### Recorded data
=====

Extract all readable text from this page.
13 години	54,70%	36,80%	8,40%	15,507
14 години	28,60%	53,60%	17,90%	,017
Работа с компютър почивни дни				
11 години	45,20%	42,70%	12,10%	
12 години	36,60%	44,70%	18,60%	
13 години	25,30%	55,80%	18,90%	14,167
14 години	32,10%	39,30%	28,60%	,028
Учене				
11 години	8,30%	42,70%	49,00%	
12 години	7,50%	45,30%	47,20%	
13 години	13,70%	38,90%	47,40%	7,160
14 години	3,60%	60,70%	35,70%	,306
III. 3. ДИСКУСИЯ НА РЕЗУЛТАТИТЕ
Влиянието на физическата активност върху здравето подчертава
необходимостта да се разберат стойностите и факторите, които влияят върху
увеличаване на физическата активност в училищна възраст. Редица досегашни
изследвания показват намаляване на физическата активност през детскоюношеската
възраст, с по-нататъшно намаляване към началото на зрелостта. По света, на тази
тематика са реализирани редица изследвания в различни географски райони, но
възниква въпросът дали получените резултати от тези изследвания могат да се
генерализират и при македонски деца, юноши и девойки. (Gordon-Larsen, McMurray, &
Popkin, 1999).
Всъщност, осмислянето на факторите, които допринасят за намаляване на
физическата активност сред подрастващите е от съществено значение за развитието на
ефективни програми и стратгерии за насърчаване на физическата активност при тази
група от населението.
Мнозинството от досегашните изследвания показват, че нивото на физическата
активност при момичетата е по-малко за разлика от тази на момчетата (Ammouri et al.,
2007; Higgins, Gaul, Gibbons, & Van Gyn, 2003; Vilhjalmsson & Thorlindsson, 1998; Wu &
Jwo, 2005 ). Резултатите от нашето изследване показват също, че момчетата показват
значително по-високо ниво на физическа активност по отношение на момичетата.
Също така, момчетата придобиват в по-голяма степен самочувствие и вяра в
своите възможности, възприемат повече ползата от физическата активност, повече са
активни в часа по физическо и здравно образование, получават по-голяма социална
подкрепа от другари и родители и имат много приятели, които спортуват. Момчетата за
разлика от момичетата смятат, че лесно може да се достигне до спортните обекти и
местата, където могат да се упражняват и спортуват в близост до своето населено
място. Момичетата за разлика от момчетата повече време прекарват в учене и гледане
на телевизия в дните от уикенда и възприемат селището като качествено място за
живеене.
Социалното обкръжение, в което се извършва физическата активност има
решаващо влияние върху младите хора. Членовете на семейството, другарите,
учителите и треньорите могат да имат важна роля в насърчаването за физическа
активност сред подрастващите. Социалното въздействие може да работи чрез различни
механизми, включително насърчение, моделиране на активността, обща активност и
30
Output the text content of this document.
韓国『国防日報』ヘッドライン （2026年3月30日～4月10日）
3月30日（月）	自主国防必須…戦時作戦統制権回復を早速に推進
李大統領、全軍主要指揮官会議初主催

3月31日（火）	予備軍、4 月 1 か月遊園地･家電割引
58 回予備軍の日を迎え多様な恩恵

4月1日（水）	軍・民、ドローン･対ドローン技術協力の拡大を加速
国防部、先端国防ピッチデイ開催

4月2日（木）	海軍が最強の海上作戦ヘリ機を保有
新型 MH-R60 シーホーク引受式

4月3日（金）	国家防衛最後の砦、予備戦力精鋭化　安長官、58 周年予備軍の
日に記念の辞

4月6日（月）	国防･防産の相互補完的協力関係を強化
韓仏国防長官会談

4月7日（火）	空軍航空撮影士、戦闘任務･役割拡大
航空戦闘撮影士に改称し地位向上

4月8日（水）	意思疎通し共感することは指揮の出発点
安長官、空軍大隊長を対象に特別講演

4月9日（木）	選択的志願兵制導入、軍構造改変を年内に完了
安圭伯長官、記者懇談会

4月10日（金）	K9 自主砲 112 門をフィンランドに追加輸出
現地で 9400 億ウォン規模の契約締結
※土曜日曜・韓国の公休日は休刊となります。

=====

### Prompt
Word for word, write out all of the data above.

### The response
Extract all readable text from this page.
13 години	54,70%	36,80%	8,40%	15,507
14 години	28,60%	53,60%	17,90%	,017
Работа с компютър почивни дни				
11 години	45,20%	42,70%	12,10%	
12 години	36,60%	44,70%	18,60%	
13 години	25,30%	55,80%	18,90%	14,167
14 години	32,10%	39,30%	28,60%	,028
Учене				
11 години	8,30%	42,70%	49,00%	
12 години	7,50%	45,30%	47,20%	
13 години	13,70%	38,90%	47,40%	7,160
14 години	3,60%	60,70%	35,70%	,306
III. 3. ДИСКУСИЯ НА РЕЗУЛТАТИТЕ
Влиянието на физическата активност върху здравето подчертава
необходимостта да се разберат стойностите и факторите, които влияят върху
увеличаване на физическата активност в училищна възраст. Редица досегашни
изследвания показват намаляване на физическата активност през детскоюношеската
възраст, с по-нататъшно намаляване към началото на зрелостта. По света, на тази
тематика са реализирани редица изследвания в различни географски райони, но
възниква въпросът дали получените резултати от тези изследвания могат да се
генерализират и при македонски деца, юноши и девойки. (Gordon-Larsen, McMurray, &
Popkin, 1999).
Всъщност, осмислянето на факторите, които допринасят за намаляване на
физическата активност сред подрастващите е от съществено значение за развитието на
ефективни програми и стратгерии за насърчаване на физическата активност при тази
група от населението.
Мнозинството от досегашните изследвания показват, че нивото на физическата
активност при момичетата е по-малко за разлика от тази на момчетата (Ammouri et al.,
2007; Higgins, Gaul, Gibbons, & Van Gyn, 2003; Vilhjalmsson & Thorlindsson, 1998; Wu &
Jwo, 2005 ). Резултатите от нашето изследване показват също, че момчетата показват
значително по-високо ниво на физическа активност по отношение на момичетата.
Също така, момчетата придобиват в по-голяма степен самочувствие и вяра в
своите възможности, възприемат повече ползата от физическата активност, повече са
активни в часа по физическо и здравно образование, получават по-голяма социална
подкрепа от другари и родители и имат много приятели, които спортуват. Момчетата за
разлика от момичетата смятат, че лесно може да се достигне до спортните обекти и
местата, където могат да се упражняват и спортуват в близост до своето населено
място. Момичетата за разлика от момчетата повече време прекарват в учене и гледане
на телевизия в дните от уикенда и възприемат селището като качествено място за
живеене.
Социалното обкръжение, в което се извършва физическата активност има
решаващо влияние върху младите хора. Членовете на семейството, другарите,
учителите и треньорите могат да имат важна роля в насърчаването за физическа
активност сред подрастващите. Социалното въздействие може да работи чрез различни
механизми, включително насърчение, моделиране на активността, обща активност и
30
Output the text content of this document.
韓国『国防日報』ヘッドライン （2026年3月30日～4月10日）
3月30日（月）	自主国防必須…戦時作戦統制権回復を早速に推進
李大統領、全軍主要指揮官会議初主催

3月31日（火）	予備軍、4 月 1 か月遊園地･家電割引
58 回予備軍の日を迎え多様な恩恵

4月1日（水）	軍・民、ドローン･対ドローン技術協力の拡大を加速
国防部、先端国防ピッチデイ開催

4月2日（木）	海軍が最強の海上作戦ヘリ機を保有
新型 MH-R60 シーホーク引受式

4月3日（金）	国家防衛最後の砦、予備戦力精鋭化　安長官、58 周年予備軍の
日に記念の辞

4月6日（月）	国防･防産の相互補完的協力関係を強化
韓仏国防長官会談

4月7日（火）	空軍航空撮影士、戦闘任務･役割拡大
航空戦闘撮影士に改称し地位向上

4月8日（水）	意思疎通し共感することは指揮の出発点
安長官、空軍大隊長を対象に特別講演

4月9日（木）	選択的志願兵制導入、軍構造改変を年内に完了
安圭伯長官、記者懇談会

4月10日（金）	K9 自主砲 112 門をフィンランドに追加輸出
現地で 9400 億ウォン規模の契約締結
※土曜日曜・韓国の公休日は休刊となります。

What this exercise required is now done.